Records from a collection
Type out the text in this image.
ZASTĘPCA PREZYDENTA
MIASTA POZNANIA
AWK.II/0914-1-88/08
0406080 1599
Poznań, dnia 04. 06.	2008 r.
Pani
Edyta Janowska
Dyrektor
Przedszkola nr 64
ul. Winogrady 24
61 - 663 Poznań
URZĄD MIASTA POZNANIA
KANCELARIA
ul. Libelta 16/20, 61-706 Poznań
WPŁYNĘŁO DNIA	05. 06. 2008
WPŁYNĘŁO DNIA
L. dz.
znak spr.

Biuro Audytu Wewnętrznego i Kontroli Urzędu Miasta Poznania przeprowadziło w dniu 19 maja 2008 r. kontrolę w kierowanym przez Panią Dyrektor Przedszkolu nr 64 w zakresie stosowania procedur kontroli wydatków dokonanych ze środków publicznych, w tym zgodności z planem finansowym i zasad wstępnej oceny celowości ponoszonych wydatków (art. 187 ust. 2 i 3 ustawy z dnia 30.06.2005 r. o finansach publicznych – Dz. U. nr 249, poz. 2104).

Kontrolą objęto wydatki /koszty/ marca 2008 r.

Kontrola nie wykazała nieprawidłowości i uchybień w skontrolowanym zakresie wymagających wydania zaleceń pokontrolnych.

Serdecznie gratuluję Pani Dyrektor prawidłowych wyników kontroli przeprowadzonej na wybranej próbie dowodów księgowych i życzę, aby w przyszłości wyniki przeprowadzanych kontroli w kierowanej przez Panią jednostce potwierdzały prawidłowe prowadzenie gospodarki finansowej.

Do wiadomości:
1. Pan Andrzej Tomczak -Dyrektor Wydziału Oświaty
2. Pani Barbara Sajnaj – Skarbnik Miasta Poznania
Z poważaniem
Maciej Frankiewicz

- **THE PROBLEM**
Repeat the material above exactly.

- **ANSWER BELOW**
Type out the text in this image.
ZASTĘPCA PREZYDENTA
MIASTA POZNANIA
AWK.II/0914-1-88/08
0406080 1599
Poznań, dnia 04. 06.	2008 r.
Pani
Edyta Janowska
Dyrektor
Przedszkola nr 64
ul. Winogrady 24
61 - 663 Poznań
URZĄD MIASTA POZNANIA
KANCELARIA
ul. Libelta 16/20, 61-706 Poznań
WPŁYNĘŁO DNIA	05. 06. 2008
WPŁYNĘŁO DNIA
L. dz.
znak spr.

Biuro Audytu Wewnętrznego i Kontroli Urzędu Miasta Poznania przeprowadziło w dniu 19 maja 2008 r. kontrolę w kierowanym przez Panią Dyrektor Przedszkolu nr 64 w zakresie stosowania procedur kontroli wydatków dokonanych ze środków publicznych, w tym zgodności z planem finansowym i zasad wstępnej oceny celowości ponoszonych wydatków (art. 187 ust. 2 i 3 ustawy z dnia 30.06.2005 r. o finansach publicznych – Dz. U. nr 249, poz. 2104).

Kontrolą objęto wydatki /koszty/ marca 2008 r.

Kontrola nie wykazała nieprawidłowości i uchybień w skontrolowanym zakresie wymagających wydania zaleceń pokontrolnych.

Serdecznie gratuluję Pani Dyrektor prawidłowych wyników kontroli przeprowadzonej na wybranej próbie dowodów księgowych i życzę, aby w przyszłości wyniki przeprowadzanych kontroli w kierowanej przez Panią jednostce potwierdzały prawidłowe prowadzenie gospodarki finansowej.

Do wiadomości:
1. Pan Andrzej Tomczak -Dyrektor Wydziału Oświaty
2. Pani Barbara Sajnaj – Skarbnik Miasta Poznania
Z poważaniem
Maciej Frankiewicz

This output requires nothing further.